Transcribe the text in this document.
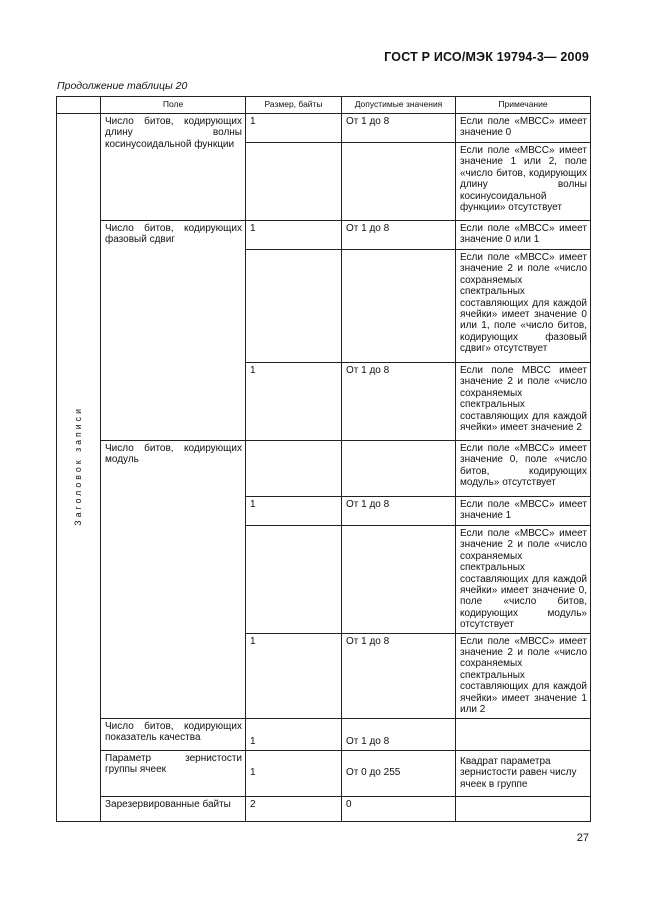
ГОСТ Р ИСО/МЭК 19794-3— 2009
Продолжение таблицы 20
	Поле	Размер, байты	Допустимые значения	Примечание
Заголовок записи	Число битов, кодирующих длину волны косинусоидальной функции	1	От 1 до 8	Если поле «МВСС» имеет значение 0
				Если поле «МВСС» имеет значение 1 или 2, поле «число битов, кодирующих длину волны косинусоидальной функции» отсутствует
	Число битов, кодирующих фазовый сдвиг	1	От 1 до 8	Если поле «МВСС» имеет значение 0 или 1
				Если поле «МВСС» имеет значение 2 и поле «число сохраняемых спектральных составляющих для каждой ячейки» имеет значение 0 или 1, поле «число битов, кодирующих фазовый сдвиг» отсутствует
		1	От 1 до 8	Если поле МВСС имеет значение 2 и поле «число сохраняемых спектральных составляющих для каждой ячейки» имеет значение 2
	Число битов, кодирующих модуль			Если поле «МВСС» имеет значение 0, поле «число битов, кодирующих модуль» отсутствует
		1	От 1 до 8	Если поле «МВСС» имеет значение 1
				Если поле «МВСС» имеет значение 2 и поле «число сохраняемых спектральных составляющих для каждой ячейки» имеет значение 0, поле «число битов, кодирующих модуль» отсутствует
		1	От 1 до 8	Если поле «МВСС» имеет значение 2 и поле «число сохраняемых спектральных составляющих для каждой ячейки» имеет значение 1 или 2
	Число битов, кодирующих показатель качества	1	От 1 до 8	
	Параметр зернистости группы ячеек	1	От 0 до 255	Квадрат параметра зернистости равен числу ячеек в группе
	Зарезервированные байты	2	0	
27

|---|

The request
Return all lines of the material above in which the word "функции" occurs.

Written reply
Заголовок записи	Число битов, кодирующих длину волны косинусоидальной функции	1	От 1 до 8	Если поле «МВСС» имеет значение 0
				Если поле «МВСС» имеет значение 1 или 2, поле «число битов, кодирующих длину волны косинусоидальной функции» отсутствует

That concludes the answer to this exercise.